-- Start --

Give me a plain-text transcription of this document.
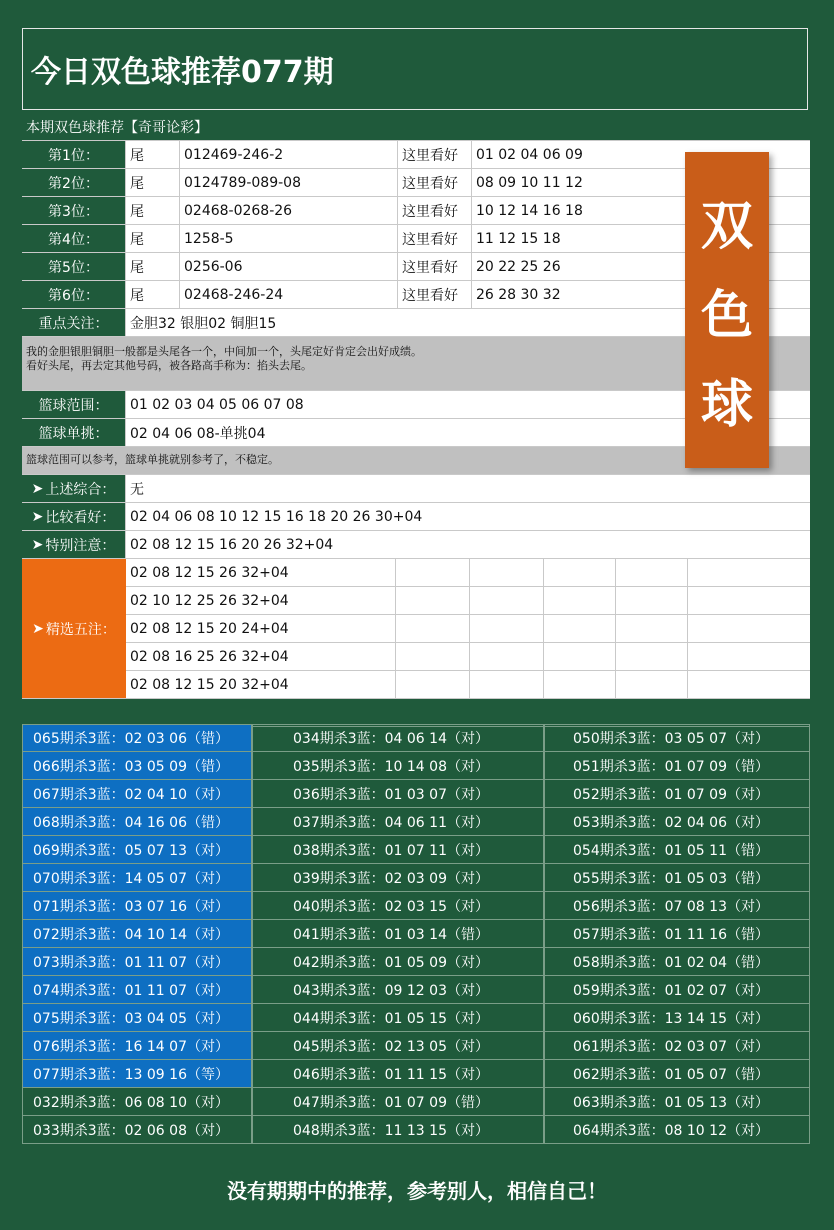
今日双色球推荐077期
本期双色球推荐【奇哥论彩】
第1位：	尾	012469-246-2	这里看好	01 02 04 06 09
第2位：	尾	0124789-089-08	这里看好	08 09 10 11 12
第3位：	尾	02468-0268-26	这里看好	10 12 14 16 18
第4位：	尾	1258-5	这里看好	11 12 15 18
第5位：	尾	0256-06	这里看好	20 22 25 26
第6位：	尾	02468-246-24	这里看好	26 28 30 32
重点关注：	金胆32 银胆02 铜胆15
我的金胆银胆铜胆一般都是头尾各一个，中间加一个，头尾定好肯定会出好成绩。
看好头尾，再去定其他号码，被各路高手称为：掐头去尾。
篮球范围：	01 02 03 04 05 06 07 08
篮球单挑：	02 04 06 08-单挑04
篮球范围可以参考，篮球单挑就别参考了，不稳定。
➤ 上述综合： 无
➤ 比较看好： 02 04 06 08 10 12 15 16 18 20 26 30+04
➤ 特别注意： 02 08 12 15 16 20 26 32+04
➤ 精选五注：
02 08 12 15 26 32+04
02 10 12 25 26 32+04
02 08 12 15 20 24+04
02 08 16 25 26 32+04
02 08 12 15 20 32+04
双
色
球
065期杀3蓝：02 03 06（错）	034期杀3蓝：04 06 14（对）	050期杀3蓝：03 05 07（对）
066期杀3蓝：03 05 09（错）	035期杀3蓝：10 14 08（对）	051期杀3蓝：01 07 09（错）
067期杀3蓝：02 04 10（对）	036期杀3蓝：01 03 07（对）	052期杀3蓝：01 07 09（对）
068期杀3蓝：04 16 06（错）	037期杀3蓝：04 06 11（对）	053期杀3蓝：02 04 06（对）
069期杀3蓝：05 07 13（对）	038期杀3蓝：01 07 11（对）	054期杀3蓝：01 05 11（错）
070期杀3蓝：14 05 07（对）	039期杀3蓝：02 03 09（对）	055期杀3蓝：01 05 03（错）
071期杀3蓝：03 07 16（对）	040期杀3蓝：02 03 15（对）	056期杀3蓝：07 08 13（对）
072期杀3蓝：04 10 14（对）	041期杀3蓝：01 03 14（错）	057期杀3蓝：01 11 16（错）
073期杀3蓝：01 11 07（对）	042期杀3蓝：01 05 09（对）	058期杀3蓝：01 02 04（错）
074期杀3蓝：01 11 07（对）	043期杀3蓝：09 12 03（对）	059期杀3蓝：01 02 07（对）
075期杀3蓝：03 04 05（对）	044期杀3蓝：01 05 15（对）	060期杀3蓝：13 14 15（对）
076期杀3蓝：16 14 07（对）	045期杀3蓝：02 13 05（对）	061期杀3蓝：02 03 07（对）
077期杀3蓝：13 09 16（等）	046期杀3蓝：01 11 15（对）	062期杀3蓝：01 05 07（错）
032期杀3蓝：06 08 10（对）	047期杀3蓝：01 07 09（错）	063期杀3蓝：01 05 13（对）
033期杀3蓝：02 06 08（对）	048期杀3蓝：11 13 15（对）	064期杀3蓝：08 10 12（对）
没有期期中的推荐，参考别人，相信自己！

-- End --

Look through the material and copy each line that has "这里看好".

# [PROBLEM SOLUTION]
第1位：	尾	012469-246-2	这里看好	01 02 04 06 09
第2位：	尾	0124789-089-08	这里看好	08 09 10 11 12
第3位：	尾	02468-0268-26	这里看好	10 12 14 16 18
第4位：	尾	1258-5	这里看好	11 12 15 18
第5位：	尾	0256-06	这里看好	20 22 25 26
第6位：	尾	02468-246-24	这里看好	26 28 30 32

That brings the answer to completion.